### Raw data
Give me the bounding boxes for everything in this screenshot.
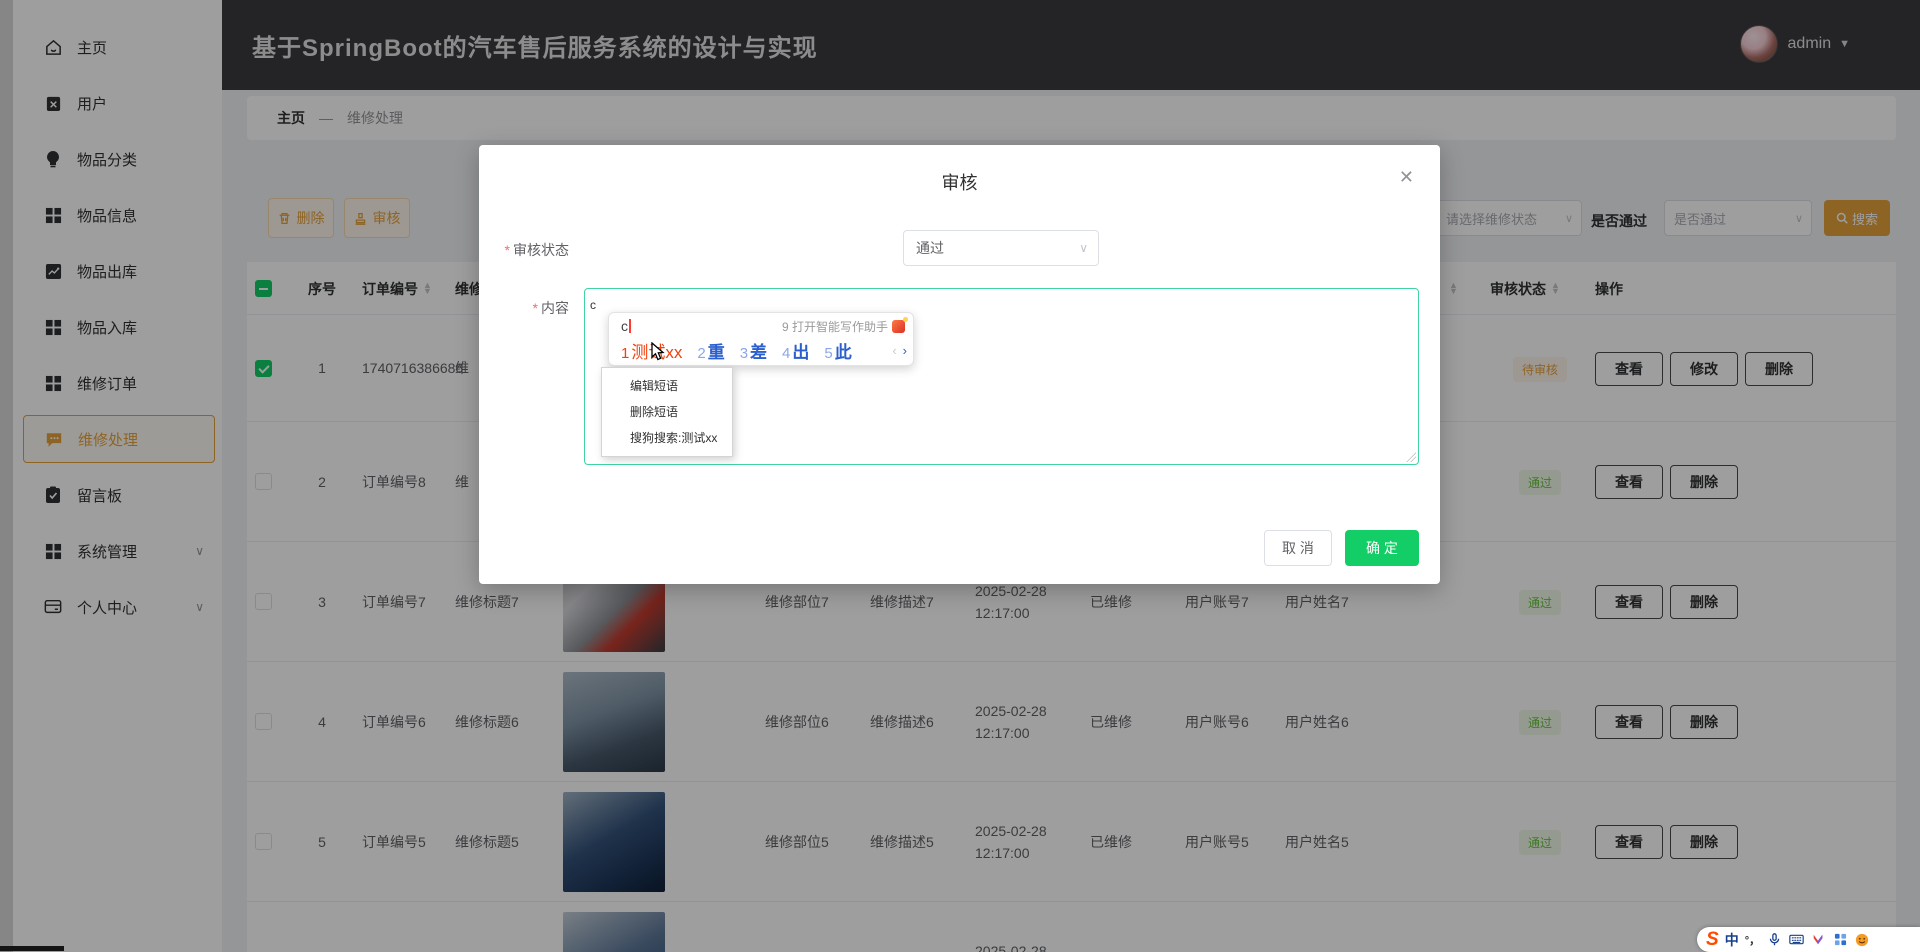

---

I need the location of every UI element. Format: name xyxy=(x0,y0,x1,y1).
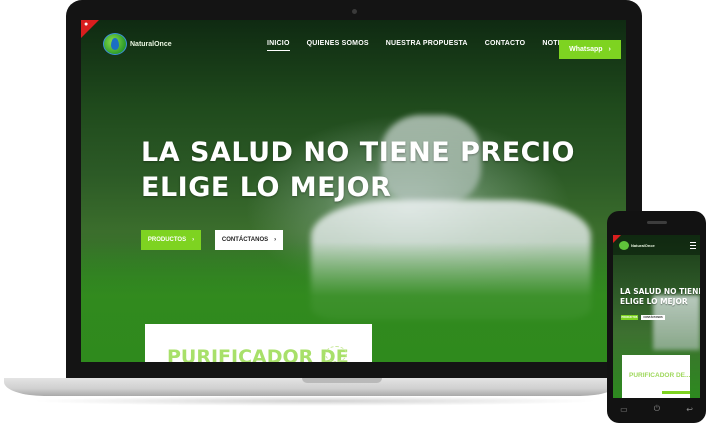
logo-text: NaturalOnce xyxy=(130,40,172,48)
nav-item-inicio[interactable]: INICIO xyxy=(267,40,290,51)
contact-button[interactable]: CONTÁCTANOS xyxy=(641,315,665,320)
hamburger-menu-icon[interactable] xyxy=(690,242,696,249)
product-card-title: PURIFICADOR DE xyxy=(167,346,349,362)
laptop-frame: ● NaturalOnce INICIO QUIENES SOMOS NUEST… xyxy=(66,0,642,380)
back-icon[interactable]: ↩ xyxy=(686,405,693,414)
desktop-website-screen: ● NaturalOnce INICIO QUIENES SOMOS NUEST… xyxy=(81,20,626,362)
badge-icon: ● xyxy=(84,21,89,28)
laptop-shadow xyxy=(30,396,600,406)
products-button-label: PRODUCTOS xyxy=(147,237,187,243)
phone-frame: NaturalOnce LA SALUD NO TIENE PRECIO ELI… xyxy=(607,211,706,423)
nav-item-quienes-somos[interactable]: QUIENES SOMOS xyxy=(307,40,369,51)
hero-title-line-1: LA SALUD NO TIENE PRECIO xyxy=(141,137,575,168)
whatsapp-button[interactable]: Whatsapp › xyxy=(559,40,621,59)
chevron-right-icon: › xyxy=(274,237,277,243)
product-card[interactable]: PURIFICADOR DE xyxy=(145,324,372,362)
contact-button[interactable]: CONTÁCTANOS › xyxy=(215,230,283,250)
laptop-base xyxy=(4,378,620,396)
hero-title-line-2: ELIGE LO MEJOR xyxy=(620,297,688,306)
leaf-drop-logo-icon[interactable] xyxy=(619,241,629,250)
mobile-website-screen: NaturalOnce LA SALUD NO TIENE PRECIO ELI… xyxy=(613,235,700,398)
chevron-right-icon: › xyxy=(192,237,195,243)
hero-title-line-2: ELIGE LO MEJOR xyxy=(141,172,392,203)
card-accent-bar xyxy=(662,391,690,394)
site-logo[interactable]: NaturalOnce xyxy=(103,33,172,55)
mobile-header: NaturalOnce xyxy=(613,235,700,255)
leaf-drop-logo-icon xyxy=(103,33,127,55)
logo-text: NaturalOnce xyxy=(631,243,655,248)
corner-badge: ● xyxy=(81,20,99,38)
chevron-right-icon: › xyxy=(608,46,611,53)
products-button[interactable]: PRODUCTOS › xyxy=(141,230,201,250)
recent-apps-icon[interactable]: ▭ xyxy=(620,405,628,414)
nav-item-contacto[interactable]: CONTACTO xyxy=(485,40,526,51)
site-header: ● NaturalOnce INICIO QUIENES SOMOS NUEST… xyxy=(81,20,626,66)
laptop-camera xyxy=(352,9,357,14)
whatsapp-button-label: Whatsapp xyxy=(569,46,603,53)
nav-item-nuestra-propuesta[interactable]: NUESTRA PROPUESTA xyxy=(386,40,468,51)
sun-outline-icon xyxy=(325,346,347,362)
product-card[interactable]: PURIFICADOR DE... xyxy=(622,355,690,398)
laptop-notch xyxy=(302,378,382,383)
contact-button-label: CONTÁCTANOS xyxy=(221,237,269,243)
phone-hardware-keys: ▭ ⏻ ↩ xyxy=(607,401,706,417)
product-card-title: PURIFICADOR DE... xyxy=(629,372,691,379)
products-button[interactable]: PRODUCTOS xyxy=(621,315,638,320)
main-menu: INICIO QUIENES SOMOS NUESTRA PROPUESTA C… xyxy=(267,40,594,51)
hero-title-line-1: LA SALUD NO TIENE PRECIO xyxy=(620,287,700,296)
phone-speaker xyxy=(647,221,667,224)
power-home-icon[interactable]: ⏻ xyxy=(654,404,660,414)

### Required work
Identify every line above that contains the string "right", and copy each of those lines in full.

### Solved exercise
chevron-right-icon: › xyxy=(274,237,277,243)
chevron-right-icon: › xyxy=(192,237,195,243)
chevron-right-icon: › xyxy=(608,46,611,53)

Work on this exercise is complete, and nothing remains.